— Task to complete —
Go through the lines below. Copy those with "Auto".

** START Entries supplied **

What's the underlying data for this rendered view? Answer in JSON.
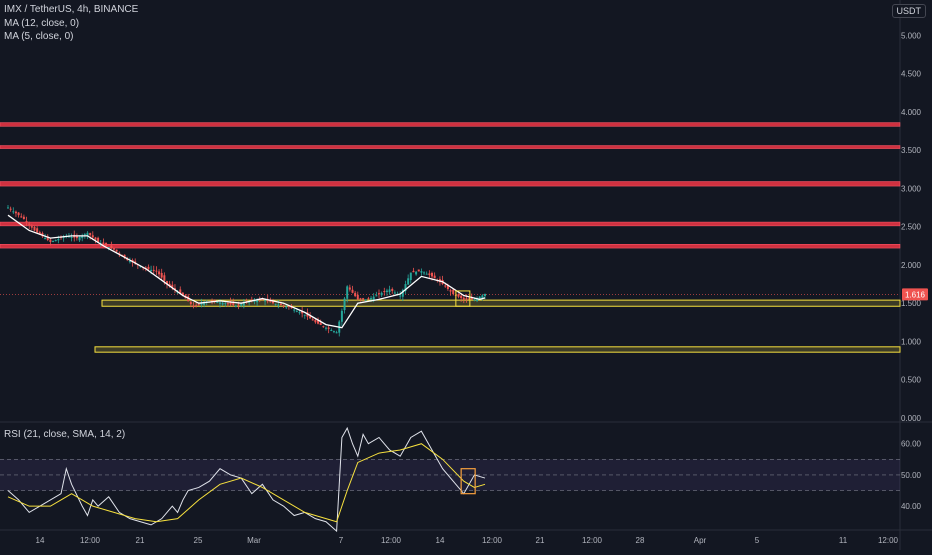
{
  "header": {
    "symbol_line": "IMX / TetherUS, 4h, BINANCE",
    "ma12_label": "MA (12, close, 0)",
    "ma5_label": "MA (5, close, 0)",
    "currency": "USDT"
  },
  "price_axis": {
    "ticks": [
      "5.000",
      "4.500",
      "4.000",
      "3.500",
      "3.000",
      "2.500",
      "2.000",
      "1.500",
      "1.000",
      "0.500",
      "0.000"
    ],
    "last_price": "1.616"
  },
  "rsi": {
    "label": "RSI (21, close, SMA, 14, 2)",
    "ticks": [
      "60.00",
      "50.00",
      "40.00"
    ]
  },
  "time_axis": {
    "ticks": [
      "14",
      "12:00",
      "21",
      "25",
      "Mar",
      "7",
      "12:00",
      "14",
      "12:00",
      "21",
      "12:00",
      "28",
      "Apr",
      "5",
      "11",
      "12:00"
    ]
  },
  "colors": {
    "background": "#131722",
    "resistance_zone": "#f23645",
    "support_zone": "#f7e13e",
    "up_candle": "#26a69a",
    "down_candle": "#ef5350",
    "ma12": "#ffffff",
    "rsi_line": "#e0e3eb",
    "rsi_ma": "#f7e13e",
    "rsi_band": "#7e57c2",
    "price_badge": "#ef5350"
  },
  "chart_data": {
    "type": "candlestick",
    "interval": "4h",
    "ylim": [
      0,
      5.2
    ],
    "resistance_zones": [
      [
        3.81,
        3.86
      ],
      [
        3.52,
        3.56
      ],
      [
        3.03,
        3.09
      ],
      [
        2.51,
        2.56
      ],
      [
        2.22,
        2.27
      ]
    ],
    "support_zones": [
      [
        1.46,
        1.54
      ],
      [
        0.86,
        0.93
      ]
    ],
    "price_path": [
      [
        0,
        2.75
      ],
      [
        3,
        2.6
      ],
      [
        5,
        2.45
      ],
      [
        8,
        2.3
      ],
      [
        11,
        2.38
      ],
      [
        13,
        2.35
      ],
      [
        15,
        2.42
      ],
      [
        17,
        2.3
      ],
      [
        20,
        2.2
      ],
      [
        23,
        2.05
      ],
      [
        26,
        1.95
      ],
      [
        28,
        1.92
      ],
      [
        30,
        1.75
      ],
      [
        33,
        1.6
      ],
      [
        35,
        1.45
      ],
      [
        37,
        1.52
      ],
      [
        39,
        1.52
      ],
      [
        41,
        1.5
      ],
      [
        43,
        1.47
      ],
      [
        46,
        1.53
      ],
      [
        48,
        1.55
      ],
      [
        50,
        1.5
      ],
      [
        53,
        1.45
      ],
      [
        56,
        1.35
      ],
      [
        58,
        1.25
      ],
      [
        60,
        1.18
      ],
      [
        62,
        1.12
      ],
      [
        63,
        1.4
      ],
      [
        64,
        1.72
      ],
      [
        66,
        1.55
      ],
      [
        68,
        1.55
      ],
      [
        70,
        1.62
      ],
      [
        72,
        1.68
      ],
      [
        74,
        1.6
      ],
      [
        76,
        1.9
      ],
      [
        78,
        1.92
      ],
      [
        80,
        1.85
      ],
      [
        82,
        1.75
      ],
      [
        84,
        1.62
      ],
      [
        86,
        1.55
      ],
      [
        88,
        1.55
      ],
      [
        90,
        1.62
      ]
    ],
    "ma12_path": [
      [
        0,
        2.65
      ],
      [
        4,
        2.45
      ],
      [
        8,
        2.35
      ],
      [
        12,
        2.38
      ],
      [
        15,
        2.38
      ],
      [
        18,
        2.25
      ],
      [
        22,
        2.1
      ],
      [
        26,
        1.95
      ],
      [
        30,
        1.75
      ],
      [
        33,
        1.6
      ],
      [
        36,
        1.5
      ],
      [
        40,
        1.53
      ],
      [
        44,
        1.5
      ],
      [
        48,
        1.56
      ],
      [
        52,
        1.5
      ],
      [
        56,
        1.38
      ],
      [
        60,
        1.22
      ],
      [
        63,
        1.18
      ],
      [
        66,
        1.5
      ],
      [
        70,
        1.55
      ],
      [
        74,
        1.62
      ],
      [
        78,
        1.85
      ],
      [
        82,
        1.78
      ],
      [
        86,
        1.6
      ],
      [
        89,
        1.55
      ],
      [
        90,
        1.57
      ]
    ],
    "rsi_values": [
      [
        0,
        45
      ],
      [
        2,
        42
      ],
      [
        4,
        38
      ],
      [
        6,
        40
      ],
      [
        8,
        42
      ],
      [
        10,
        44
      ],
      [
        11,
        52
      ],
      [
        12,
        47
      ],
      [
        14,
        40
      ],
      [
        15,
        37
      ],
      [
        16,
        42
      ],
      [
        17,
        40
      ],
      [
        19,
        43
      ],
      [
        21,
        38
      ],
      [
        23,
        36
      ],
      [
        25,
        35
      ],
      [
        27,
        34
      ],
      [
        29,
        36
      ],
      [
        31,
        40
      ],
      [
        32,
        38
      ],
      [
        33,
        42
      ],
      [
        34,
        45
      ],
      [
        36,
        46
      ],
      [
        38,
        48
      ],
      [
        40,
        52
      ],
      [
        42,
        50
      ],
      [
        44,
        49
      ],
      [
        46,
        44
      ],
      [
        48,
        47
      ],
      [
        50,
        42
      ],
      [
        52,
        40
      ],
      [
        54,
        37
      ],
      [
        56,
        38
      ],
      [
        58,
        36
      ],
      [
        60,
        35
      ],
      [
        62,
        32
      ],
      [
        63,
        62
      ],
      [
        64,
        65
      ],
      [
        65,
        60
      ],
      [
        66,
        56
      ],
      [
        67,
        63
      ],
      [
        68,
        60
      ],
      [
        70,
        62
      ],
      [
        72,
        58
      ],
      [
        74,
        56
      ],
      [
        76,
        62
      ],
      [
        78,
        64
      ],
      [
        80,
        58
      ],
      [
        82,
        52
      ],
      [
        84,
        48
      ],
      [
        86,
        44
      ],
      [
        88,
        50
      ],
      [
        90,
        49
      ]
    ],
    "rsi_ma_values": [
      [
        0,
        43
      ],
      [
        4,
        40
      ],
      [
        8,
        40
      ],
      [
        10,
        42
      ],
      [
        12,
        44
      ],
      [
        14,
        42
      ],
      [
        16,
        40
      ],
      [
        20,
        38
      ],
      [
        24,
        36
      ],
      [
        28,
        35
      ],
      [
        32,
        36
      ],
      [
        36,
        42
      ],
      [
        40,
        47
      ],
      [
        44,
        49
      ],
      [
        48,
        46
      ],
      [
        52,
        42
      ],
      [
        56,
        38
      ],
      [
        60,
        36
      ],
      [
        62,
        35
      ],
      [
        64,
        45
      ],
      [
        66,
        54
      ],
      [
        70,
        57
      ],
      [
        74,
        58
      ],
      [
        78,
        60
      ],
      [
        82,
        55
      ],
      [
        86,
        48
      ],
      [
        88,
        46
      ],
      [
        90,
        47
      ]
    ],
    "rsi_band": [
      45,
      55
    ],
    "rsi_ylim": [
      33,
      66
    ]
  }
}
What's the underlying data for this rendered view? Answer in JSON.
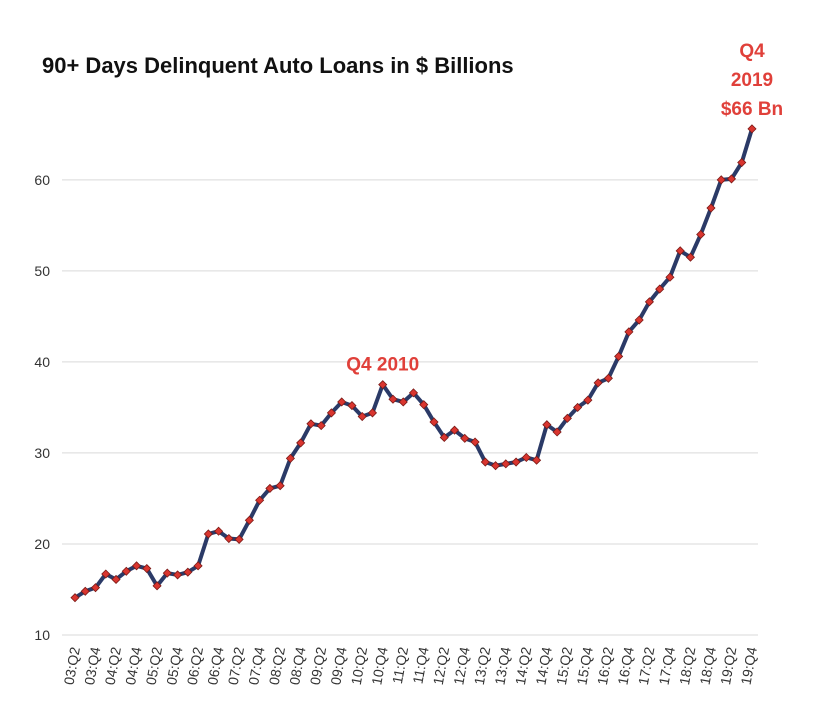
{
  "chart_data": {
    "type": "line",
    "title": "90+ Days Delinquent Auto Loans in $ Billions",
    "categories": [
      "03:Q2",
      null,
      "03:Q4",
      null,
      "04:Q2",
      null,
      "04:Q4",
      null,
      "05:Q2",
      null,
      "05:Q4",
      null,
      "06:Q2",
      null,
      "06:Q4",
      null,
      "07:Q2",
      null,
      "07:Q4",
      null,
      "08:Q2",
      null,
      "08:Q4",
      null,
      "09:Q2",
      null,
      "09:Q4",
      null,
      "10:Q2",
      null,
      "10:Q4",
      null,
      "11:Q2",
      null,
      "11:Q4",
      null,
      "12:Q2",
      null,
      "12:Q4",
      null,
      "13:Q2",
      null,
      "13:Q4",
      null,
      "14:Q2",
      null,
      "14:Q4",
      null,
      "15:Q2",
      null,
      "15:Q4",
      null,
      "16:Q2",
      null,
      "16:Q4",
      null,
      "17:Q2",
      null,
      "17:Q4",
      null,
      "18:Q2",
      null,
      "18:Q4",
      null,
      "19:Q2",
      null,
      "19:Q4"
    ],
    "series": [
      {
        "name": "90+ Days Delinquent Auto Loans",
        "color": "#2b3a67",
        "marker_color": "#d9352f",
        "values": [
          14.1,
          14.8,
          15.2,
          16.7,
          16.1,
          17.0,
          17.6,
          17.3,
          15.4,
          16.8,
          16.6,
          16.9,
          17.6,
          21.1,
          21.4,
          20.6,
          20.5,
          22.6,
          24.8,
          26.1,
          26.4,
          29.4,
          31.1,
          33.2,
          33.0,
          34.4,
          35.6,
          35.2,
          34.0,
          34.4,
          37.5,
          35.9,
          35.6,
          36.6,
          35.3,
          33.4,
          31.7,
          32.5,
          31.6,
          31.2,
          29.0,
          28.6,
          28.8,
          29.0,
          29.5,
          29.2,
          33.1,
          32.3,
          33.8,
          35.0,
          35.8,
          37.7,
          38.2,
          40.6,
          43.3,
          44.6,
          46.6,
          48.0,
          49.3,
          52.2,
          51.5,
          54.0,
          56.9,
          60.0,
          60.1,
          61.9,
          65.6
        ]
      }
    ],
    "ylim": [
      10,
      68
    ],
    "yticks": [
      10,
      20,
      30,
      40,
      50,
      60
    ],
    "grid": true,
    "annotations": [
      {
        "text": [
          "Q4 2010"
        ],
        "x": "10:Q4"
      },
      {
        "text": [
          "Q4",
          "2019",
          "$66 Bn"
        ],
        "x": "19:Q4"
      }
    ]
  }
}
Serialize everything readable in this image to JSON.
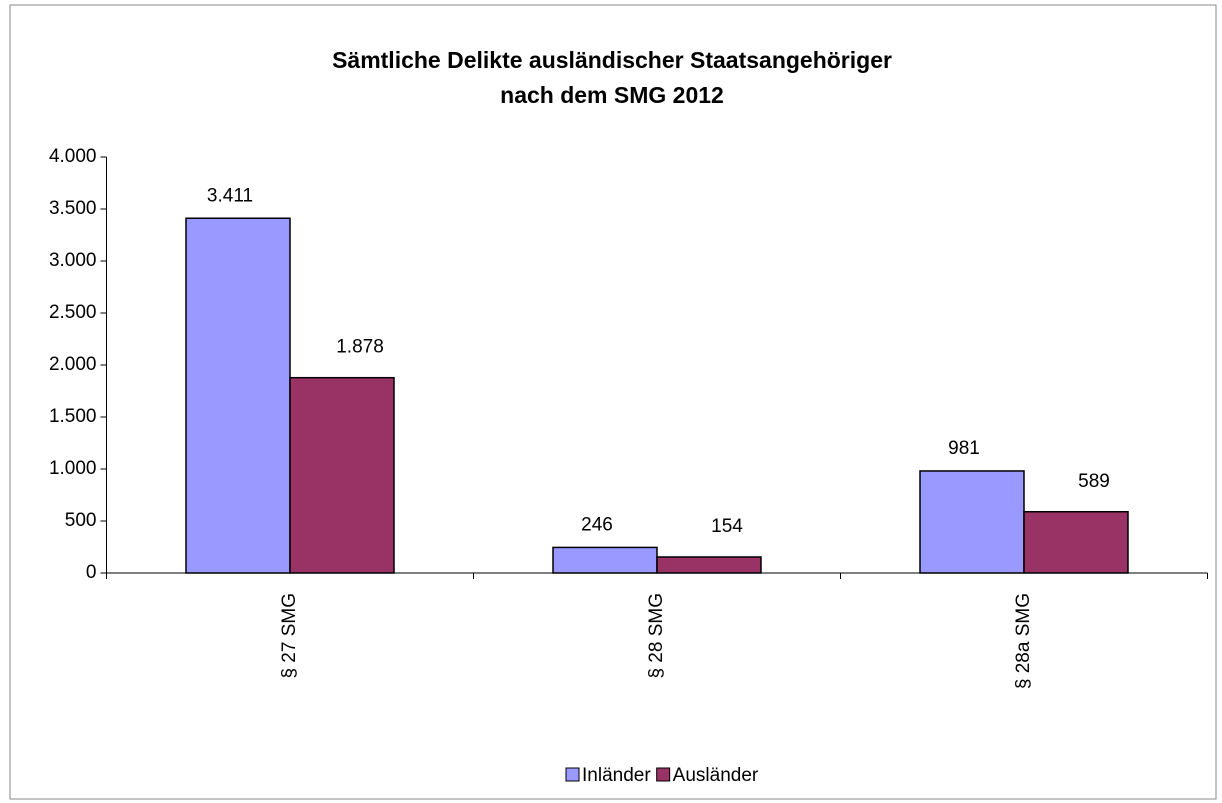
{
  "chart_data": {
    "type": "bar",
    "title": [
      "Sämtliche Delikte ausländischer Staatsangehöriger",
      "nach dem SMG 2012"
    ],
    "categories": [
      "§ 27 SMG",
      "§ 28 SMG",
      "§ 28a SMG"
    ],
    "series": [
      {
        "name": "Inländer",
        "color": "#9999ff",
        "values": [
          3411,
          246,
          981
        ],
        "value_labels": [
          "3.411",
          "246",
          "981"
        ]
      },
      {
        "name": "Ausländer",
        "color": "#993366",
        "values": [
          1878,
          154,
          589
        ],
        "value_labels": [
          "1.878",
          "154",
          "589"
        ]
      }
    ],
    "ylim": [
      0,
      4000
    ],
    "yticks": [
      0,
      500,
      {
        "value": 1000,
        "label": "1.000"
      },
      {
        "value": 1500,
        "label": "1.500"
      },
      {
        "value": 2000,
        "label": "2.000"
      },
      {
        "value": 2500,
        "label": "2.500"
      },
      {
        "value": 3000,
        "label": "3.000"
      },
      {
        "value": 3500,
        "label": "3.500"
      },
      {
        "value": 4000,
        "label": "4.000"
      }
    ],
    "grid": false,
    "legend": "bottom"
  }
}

** END Entries supplied **

— Answer to this task —
    "title": "90+ Days Delinquent Auto Loans in $ Billions",
        "name": "90+ Days Delinquent Auto Loans",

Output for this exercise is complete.